◆ **Source document**
"""

# Wildlife board meeting?



## #1DEER 1-I (Sep 10, 2007)

Does anyone have a link or know if they're doing the live feed of the wildlife board meeting again today?


----------



## tallbuck (Apr 30, 2009)

I was told yesterday that they will provide a link....however how they will let us know is not known by me.... I have looked on the dwr website and nothing there...


----------



## #1DEER 1-I (Sep 10, 2007)

http://wildlife.utah.gov/wildlife-news/1638-watch-the-wildlife-board-meeting-april-30.html

Here's the link they just posted it on their site


----------



## Amy (Jan 22, 2009)

You can watch live video of today's Wildlife Board meeting. Here's the agenda for those who are interested.


----------



## Dunkem (May 8, 2012)

Thanks Amy!!


----------



## #1DEER 1-I (Sep 10, 2007)

Thanks Amy


----------



## Amy (Jan 22, 2009)

Thanks to #1DEER 1-I — he beat me to it!


----------



## #1DEER 1-I (Sep 10, 2007)

Will they be doing this with most of them from now on?


----------



## Amy (Jan 22, 2009)

We don't know right now. The last couple of meetings have been an experiment with the video-streaming format. There aren't usually a ton of viewers, so we're in the process of evaluating the best way to share these meetings with the public.


----------



## Igottabigone (Oct 4, 2007)

Amy said:


> We don't know right now. The last couple of meetings have been an experiment with the video-streaming format. There aren't usually a ton of viewers, so we're in the process of evaluating the best way to share these meetings with the public.

"""

◆ **Provided data**

"""

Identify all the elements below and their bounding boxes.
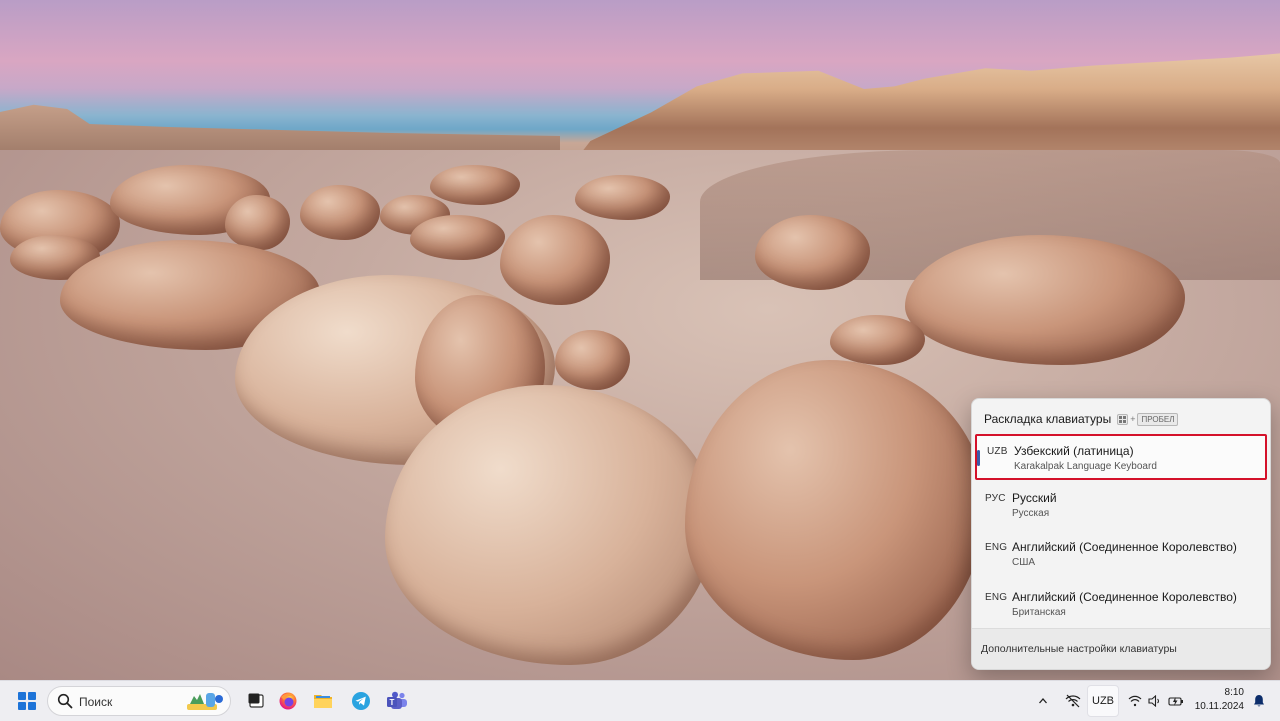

"""

◆ **What the task requires**
Name every distinct username that posts in the forum thread on the wildlife board meeting, each once, in the order each first posts.

◆ **Response below**
#1DEER 1-I, tallbuck, Amy, Dunkem, Igottabigone